▸ Given problem: Make an exact copy of the records, with the images left out.

────────────────────────────────────────

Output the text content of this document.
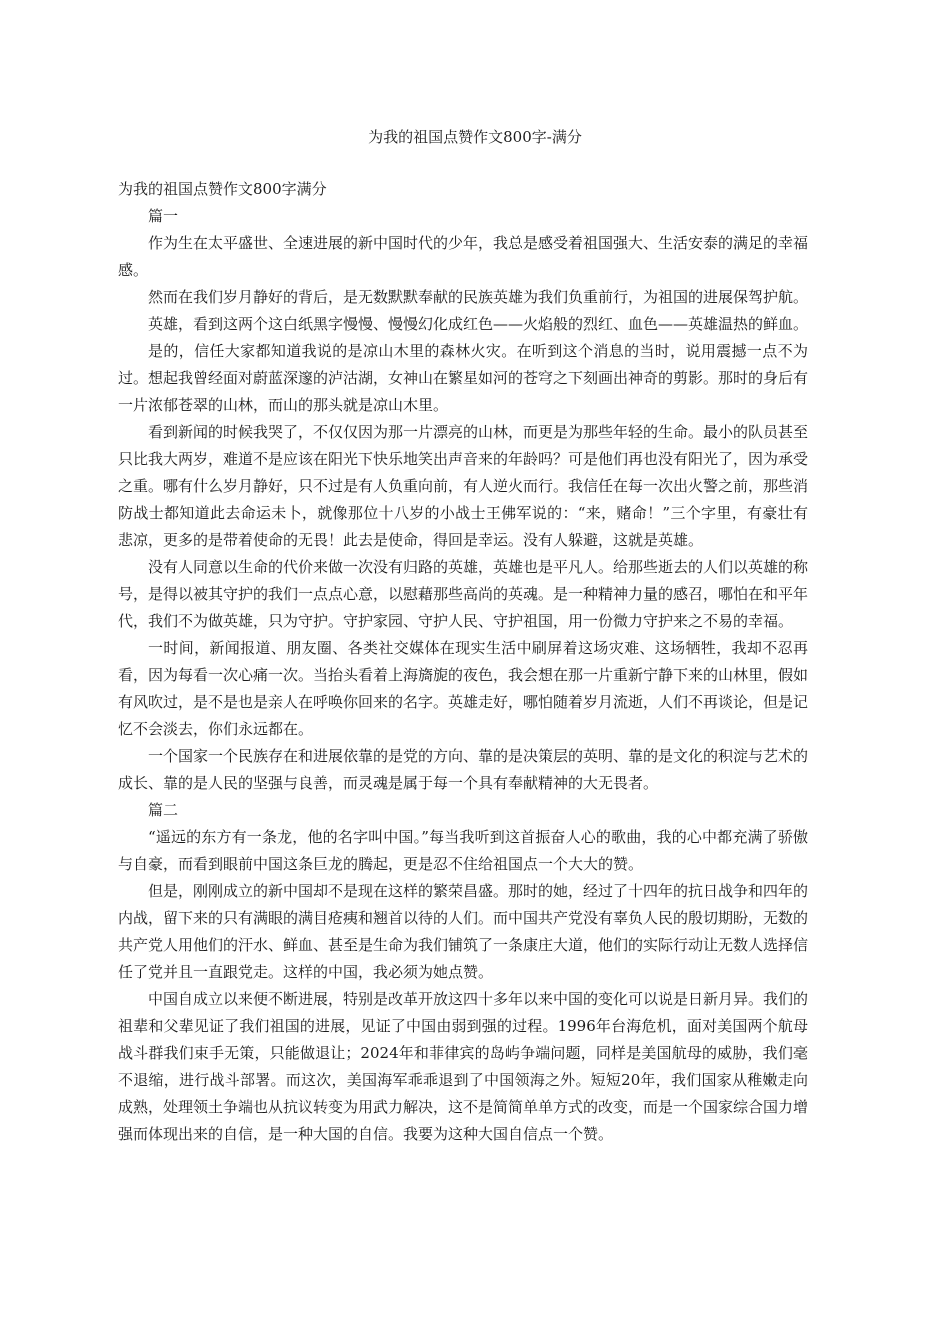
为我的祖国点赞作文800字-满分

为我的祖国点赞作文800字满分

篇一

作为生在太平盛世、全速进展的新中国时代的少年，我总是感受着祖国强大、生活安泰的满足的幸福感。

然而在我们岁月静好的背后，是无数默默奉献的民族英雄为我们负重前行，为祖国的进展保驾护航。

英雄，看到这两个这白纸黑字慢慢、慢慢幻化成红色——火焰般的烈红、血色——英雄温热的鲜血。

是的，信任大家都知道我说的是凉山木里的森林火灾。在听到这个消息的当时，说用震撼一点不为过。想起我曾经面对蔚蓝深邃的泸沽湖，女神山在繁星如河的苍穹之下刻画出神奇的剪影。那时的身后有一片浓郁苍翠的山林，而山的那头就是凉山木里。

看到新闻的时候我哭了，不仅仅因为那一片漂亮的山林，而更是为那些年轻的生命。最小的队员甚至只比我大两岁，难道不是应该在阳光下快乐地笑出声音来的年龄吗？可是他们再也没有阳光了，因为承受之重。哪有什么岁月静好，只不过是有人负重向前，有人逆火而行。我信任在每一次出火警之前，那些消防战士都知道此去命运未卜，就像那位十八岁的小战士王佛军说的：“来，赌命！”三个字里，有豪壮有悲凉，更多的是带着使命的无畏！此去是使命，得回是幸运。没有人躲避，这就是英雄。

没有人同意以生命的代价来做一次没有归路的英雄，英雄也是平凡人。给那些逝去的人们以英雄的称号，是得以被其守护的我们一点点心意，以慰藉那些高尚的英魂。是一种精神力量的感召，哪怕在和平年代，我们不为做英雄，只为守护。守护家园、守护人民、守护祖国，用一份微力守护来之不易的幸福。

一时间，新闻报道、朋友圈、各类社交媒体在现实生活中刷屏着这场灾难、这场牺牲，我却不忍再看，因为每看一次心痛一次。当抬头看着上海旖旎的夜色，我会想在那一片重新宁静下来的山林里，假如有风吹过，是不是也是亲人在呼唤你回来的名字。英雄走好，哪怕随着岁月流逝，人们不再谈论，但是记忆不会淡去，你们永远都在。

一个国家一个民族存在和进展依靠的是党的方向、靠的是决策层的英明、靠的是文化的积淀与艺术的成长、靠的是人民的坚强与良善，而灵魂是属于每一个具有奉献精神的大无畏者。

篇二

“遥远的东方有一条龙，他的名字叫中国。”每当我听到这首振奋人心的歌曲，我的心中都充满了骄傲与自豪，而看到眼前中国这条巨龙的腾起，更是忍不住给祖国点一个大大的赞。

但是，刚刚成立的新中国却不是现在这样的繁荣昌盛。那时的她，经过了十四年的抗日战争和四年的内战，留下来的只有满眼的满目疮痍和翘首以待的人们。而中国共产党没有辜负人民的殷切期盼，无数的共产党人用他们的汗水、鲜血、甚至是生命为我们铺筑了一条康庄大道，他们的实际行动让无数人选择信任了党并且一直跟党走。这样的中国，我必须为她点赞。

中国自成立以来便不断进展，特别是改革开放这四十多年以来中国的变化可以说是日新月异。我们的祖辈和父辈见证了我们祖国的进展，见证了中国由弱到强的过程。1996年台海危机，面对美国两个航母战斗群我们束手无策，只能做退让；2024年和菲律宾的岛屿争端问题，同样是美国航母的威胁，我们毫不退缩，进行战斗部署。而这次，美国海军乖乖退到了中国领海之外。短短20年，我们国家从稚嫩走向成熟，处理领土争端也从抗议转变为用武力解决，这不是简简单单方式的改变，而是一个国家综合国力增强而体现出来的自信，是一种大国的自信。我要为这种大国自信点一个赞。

────────────────────────────────────────

▸ Answer to this task:
Output the text content of this document.
为我的祖国点赞作文800字-满分

为我的祖国点赞作文800字满分

篇一

作为生在太平盛世、全速进展的新中国时代的少年，我总是感受着祖国强大、生活安泰的满足的幸福感。

然而在我们岁月静好的背后，是无数默默奉献的民族英雄为我们负重前行，为祖国的进展保驾护航。

英雄，看到这两个这白纸黑字慢慢、慢慢幻化成红色——火焰般的烈红、血色——英雄温热的鲜血。

是的，信任大家都知道我说的是凉山木里的森林火灾。在听到这个消息的当时，说用震撼一点不为过。想起我曾经面对蔚蓝深邃的泸沽湖，女神山在繁星如河的苍穹之下刻画出神奇的剪影。那时的身后有一片浓郁苍翠的山林，而山的那头就是凉山木里。

看到新闻的时候我哭了，不仅仅因为那一片漂亮的山林，而更是为那些年轻的生命。最小的队员甚至只比我大两岁，难道不是应该在阳光下快乐地笑出声音来的年龄吗？可是他们再也没有阳光了，因为承受之重。哪有什么岁月静好，只不过是有人负重向前，有人逆火而行。我信任在每一次出火警之前，那些消防战士都知道此去命运未卜，就像那位十八岁的小战士王佛军说的：“来，赌命！”三个字里，有豪壮有悲凉，更多的是带着使命的无畏！此去是使命，得回是幸运。没有人躲避，这就是英雄。

没有人同意以生命的代价来做一次没有归路的英雄，英雄也是平凡人。给那些逝去的人们以英雄的称号，是得以被其守护的我们一点点心意，以慰藉那些高尚的英魂。是一种精神力量的感召，哪怕在和平年代，我们不为做英雄，只为守护。守护家园、守护人民、守护祖国，用一份微力守护来之不易的幸福。

一时间，新闻报道、朋友圈、各类社交媒体在现实生活中刷屏着这场灾难、这场牺牲，我却不忍再看，因为每看一次心痛一次。当抬头看着上海旖旎的夜色，我会想在那一片重新宁静下来的山林里，假如有风吹过，是不是也是亲人在呼唤你回来的名字。英雄走好，哪怕随着岁月流逝，人们不再谈论，但是记忆不会淡去，你们永远都在。

一个国家一个民族存在和进展依靠的是党的方向、靠的是决策层的英明、靠的是文化的积淀与艺术的成长、靠的是人民的坚强与良善，而灵魂是属于每一个具有奉献精神的大无畏者。

篇二

“遥远的东方有一条龙，他的名字叫中国。”每当我听到这首振奋人心的歌曲，我的心中都充满了骄傲与自豪，而看到眼前中国这条巨龙的腾起，更是忍不住给祖国点一个大大的赞。

但是，刚刚成立的新中国却不是现在这样的繁荣昌盛。那时的她，经过了十四年的抗日战争和四年的内战，留下来的只有满眼的满目疮痍和翘首以待的人们。而中国共产党没有辜负人民的殷切期盼，无数的共产党人用他们的汗水、鲜血、甚至是生命为我们铺筑了一条康庄大道，他们的实际行动让无数人选择信任了党并且一直跟党走。这样的中国，我必须为她点赞。

中国自成立以来便不断进展，特别是改革开放这四十多年以来中国的变化可以说是日新月异。我们的祖辈和父辈见证了我们祖国的进展，见证了中国由弱到强的过程。1996年台海危机，面对美国两个航母战斗群我们束手无策，只能做退让；2024年和菲律宾的岛屿争端问题，同样是美国航母的威胁，我们毫不退缩，进行战斗部署。而这次，美国海军乖乖退到了中国领海之外。短短20年，我们国家从稚嫩走向成熟，处理领土争端也从抗议转变为用武力解决，这不是简简单单方式的改变，而是一个国家综合国力增强而体现出来的自信，是一种大国的自信。我要为这种大国自信点一个赞。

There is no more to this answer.